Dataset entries

__________________________________________________

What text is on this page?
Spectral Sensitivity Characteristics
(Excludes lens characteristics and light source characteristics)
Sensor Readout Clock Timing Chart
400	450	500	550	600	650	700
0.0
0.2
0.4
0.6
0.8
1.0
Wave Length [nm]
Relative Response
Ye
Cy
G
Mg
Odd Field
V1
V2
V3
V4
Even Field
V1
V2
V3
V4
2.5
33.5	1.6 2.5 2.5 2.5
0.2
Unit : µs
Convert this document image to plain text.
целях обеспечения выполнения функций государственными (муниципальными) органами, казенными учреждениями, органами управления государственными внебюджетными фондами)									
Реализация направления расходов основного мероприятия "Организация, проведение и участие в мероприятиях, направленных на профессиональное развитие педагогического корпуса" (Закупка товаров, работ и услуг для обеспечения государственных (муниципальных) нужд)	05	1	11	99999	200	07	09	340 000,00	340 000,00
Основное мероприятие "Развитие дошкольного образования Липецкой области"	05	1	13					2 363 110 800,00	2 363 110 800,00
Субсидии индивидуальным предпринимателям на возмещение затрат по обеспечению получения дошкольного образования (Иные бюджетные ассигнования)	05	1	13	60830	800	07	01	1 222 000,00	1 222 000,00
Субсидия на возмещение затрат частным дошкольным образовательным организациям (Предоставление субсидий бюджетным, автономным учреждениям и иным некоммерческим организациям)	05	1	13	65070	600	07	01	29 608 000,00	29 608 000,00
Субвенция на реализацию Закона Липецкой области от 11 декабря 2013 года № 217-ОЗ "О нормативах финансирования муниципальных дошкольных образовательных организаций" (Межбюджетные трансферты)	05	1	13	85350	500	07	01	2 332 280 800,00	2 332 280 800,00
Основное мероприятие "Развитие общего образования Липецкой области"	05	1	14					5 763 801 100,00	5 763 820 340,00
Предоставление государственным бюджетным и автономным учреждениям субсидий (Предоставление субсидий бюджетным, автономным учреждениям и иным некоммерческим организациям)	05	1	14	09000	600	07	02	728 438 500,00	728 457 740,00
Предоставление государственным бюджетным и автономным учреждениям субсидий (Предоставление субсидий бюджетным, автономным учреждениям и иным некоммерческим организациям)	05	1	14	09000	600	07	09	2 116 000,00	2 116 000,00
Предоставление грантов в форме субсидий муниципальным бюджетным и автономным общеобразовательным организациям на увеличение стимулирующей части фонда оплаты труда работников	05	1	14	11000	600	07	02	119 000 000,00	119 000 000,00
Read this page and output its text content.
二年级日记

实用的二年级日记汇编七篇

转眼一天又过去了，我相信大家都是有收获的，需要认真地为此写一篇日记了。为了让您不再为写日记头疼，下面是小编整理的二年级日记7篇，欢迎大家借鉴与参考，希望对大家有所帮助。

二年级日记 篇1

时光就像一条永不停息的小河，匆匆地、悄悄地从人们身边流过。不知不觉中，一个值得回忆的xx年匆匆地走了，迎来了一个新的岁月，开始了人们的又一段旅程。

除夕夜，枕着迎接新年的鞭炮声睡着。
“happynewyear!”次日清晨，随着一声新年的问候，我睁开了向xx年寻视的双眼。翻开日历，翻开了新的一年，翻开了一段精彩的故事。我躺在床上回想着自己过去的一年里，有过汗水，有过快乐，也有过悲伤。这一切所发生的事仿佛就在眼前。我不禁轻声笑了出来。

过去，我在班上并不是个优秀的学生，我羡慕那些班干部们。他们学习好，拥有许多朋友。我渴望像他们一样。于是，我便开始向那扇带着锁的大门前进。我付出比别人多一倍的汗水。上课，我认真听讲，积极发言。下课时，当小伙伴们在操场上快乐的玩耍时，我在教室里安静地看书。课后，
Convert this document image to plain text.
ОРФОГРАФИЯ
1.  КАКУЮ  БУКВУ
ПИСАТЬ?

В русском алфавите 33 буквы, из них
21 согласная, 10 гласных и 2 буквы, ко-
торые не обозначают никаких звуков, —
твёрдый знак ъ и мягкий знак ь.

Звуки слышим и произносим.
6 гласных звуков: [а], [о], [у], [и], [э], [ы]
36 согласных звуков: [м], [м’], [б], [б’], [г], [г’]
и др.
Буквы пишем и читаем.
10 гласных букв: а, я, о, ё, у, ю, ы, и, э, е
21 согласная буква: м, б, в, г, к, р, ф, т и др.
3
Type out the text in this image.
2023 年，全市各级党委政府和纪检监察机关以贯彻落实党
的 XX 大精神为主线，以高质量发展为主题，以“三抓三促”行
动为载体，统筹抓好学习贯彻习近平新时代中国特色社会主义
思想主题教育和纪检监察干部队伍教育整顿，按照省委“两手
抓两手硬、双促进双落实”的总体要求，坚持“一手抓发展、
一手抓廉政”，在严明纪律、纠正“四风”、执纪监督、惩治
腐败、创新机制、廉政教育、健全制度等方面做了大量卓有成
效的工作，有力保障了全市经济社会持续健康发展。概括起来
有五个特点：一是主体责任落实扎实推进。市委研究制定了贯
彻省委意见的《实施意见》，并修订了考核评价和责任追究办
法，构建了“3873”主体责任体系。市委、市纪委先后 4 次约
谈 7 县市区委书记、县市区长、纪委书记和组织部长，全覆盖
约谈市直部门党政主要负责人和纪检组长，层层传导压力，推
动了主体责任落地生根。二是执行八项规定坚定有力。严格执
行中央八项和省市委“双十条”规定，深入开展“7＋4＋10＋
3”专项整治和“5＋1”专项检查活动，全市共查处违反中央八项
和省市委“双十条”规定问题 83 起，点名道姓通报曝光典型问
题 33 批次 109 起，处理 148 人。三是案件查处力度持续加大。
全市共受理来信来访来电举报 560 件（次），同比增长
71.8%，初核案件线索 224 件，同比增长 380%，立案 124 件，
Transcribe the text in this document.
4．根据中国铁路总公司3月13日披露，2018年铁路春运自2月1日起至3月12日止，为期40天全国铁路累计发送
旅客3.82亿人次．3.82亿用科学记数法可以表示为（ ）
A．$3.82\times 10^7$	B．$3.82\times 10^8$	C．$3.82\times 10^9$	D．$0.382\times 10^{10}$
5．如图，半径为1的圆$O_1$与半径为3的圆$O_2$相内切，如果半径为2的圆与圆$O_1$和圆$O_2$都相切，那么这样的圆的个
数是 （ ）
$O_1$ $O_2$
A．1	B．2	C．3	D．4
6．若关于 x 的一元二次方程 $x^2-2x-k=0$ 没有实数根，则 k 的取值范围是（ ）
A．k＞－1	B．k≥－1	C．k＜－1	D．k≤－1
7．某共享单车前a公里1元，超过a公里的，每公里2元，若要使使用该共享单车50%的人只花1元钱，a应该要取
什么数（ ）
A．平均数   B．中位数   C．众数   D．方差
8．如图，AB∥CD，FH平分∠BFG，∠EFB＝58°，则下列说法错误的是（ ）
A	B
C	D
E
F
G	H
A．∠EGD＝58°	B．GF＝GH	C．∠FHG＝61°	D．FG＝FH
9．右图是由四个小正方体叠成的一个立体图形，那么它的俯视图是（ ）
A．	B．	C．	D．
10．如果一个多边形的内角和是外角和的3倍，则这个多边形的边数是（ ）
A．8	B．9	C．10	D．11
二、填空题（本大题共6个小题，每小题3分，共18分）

__________________________________________________

Prompt
Copy every line of the material, please, keeping it exactly the same.

Result for this exercise
What text is on this page?
Spectral Sensitivity Characteristics
(Excludes lens characteristics and light source characteristics)
Sensor Readout Clock Timing Chart
400	450	500	550	600	650	700
0.0
0.2
0.4
0.6
0.8
1.0
Wave Length [nm]
Relative Response
Ye
Cy
G
Mg
Odd Field
V1
V2
V3
V4
Even Field
V1
V2
V3
V4
2.5
33.5	1.6 2.5 2.5 2.5
0.2
Unit : µs
Convert this document image to plain text.
целях обеспечения выполнения функций государственными (муниципальными) органами, казенными учреждениями, органами управления государственными внебюджетными фондами)									
Реализация направления расходов основного мероприятия "Организация, проведение и участие в мероприятиях, направленных на профессиональное развитие педагогического корпуса" (Закупка товаров, работ и услуг для обеспечения государственных (муниципальных) нужд)	05	1	11	99999	200	07	09	340 000,00	340 000,00
Основное мероприятие "Развитие дошкольного образования Липецкой области"	05	1	13					2 363 110 800,00	2 363 110 800,00
Субсидии индивидуальным предпринимателям на возмещение затрат по обеспечению получения дошкольного образования (Иные бюджетные ассигнования)	05	1	13	60830	800	07	01	1 222 000,00	1 222 000,00
Субсидия на возмещение затрат частным дошкольным образовательным организациям (Предоставление субсидий бюджетным, автономным учреждениям и иным некоммерческим организациям)	05	1	13	65070	600	07	01	29 608 000,00	29 608 000,00
Субвенция на реализацию Закона Липецкой области от 11 декабря 2013 года № 217-ОЗ "О нормативах финансирования муниципальных дошкольных образовательных организаций" (Межбюджетные трансферты)	05	1	13	85350	500	07	01	2 332 280 800,00	2 332 280 800,00
Основное мероприятие "Развитие общего образования Липецкой области"	05	1	14					5 763 801 100,00	5 763 820 340,00
Предоставление государственным бюджетным и автономным учреждениям субсидий (Предоставление субсидий бюджетным, автономным учреждениям и иным некоммерческим организациям)	05	1	14	09000	600	07	02	728 438 500,00	728 457 740,00
Предоставление государственным бюджетным и автономным учреждениям субсидий (Предоставление субсидий бюджетным, автономным учреждениям и иным некоммерческим организациям)	05	1	14	09000	600	07	09	2 116 000,00	2 116 000,00
Предоставление грантов в форме субсидий муниципальным бюджетным и автономным общеобразовательным организациям на увеличение стимулирующей части фонда оплаты труда работников	05	1	14	11000	600	07	02	119 000 000,00	119 000 000,00
Read this page and output its text content.
二年级日记

实用的二年级日记汇编七篇

转眼一天又过去了，我相信大家都是有收获的，需要认真地为此写一篇日记了。为了让您不再为写日记头疼，下面是小编整理的二年级日记7篇，欢迎大家借鉴与参考，希望对大家有所帮助。

二年级日记 篇1

时光就像一条永不停息的小河，匆匆地、悄悄地从人们身边流过。不知不觉中，一个值得回忆的xx年匆匆地走了，迎来了一个新的岁月，开始了人们的又一段旅程。

除夕夜，枕着迎接新年的鞭炮声睡着。
“happynewyear!”次日清晨，随着一声新年的问候，我睁开了向xx年寻视的双眼。翻开日历，翻开了新的一年，翻开了一段精彩的故事。我躺在床上回想着自己过去的一年里，有过汗水，有过快乐，也有过悲伤。这一切所发生的事仿佛就在眼前。我不禁轻声笑了出来。

过去，我在班上并不是个优秀的学生，我羡慕那些班干部们。他们学习好，拥有许多朋友。我渴望像他们一样。于是，我便开始向那扇带着锁的大门前进。我付出比别人多一倍的汗水。上课，我认真听讲，积极发言。下课时，当小伙伴们在操场上快乐的玩耍时，我在教室里安静地看书。课后，
Convert this document image to plain text.
ОРФОГРАФИЯ
1.  КАКУЮ  БУКВУ
ПИСАТЬ?

В русском алфавите 33 буквы, из них
21 согласная, 10 гласных и 2 буквы, ко-
торые не обозначают никаких звуков, —
твёрдый знак ъ и мягкий знак ь.

Звуки слышим и произносим.
6 гласных звуков: [а], [о], [у], [и], [э], [ы]
36 согласных звуков: [м], [м’], [б], [б’], [г], [г’]
и др.
Буквы пишем и читаем.
10 гласных букв: а, я, о, ё, у, ю, ы, и, э, е
21 согласная буква: м, б, в, г, к, р, ф, т и др.
3
Type out the text in this image.
2023 年，全市各级党委政府和纪检监察机关以贯彻落实党
的 XX 大精神为主线，以高质量发展为主题，以“三抓三促”行
动为载体，统筹抓好学习贯彻习近平新时代中国特色社会主义
思想主题教育和纪检监察干部队伍教育整顿，按照省委“两手
抓两手硬、双促进双落实”的总体要求，坚持“一手抓发展、
一手抓廉政”，在严明纪律、纠正“四风”、执纪监督、惩治
腐败、创新机制、廉政教育、健全制度等方面做了大量卓有成
效的工作，有力保障了全市经济社会持续健康发展。概括起来
有五个特点：一是主体责任落实扎实推进。市委研究制定了贯
彻省委意见的《实施意见》，并修订了考核评价和责任追究办
法，构建了“3873”主体责任体系。市委、市纪委先后 4 次约
谈 7 县市区委书记、县市区长、纪委书记和组织部长，全覆盖
约谈市直部门党政主要负责人和纪检组长，层层传导压力，推
动了主体责任落地生根。二是执行八项规定坚定有力。严格执
行中央八项和省市委“双十条”规定，深入开展“7＋4＋10＋
3”专项整治和“5＋1”专项检查活动，全市共查处违反中央八项
和省市委“双十条”规定问题 83 起，点名道姓通报曝光典型问
题 33 批次 109 起，处理 148 人。三是案件查处力度持续加大。
全市共受理来信来访来电举报 560 件（次），同比增长
71.8%，初核案件线索 224 件，同比增长 380%，立案 124 件，
Transcribe the text in this document.
4．根据中国铁路总公司3月13日披露，2018年铁路春运自2月1日起至3月12日止，为期40天全国铁路累计发送
旅客3.82亿人次．3.82亿用科学记数法可以表示为（ ）
A．$3.82\times 10^7$	B．$3.82\times 10^8$	C．$3.82\times 10^9$	D．$0.382\times 10^{10}$
5．如图，半径为1的圆$O_1$与半径为3的圆$O_2$相内切，如果半径为2的圆与圆$O_1$和圆$O_2$都相切，那么这样的圆的个
数是 （ ）
$O_1$ $O_2$
A．1	B．2	C．3	D．4
6．若关于 x 的一元二次方程 $x^2-2x-k=0$ 没有实数根，则 k 的取值范围是（ ）
A．k＞－1	B．k≥－1	C．k＜－1	D．k≤－1
7．某共享单车前a公里1元，超过a公里的，每公里2元，若要使使用该共享单车50%的人只花1元钱，a应该要取
什么数（ ）
A．平均数   B．中位数   C．众数   D．方差
8．如图，AB∥CD，FH平分∠BFG，∠EFB＝58°，则下列说法错误的是（ ）
A	B
C	D
E
F
G	H
A．∠EGD＝58°	B．GF＝GH	C．∠FHG＝61°	D．FG＝FH
9．右图是由四个小正方体叠成的一个立体图形，那么它的俯视图是（ ）
A．	B．	C．	D．
10．如果一个多边形的内角和是外角和的3倍，则这个多边形的边数是（ ）
A．8	B．9	C．10	D．11
二、填空题（本大题共6个小题，每小题3分，共18分）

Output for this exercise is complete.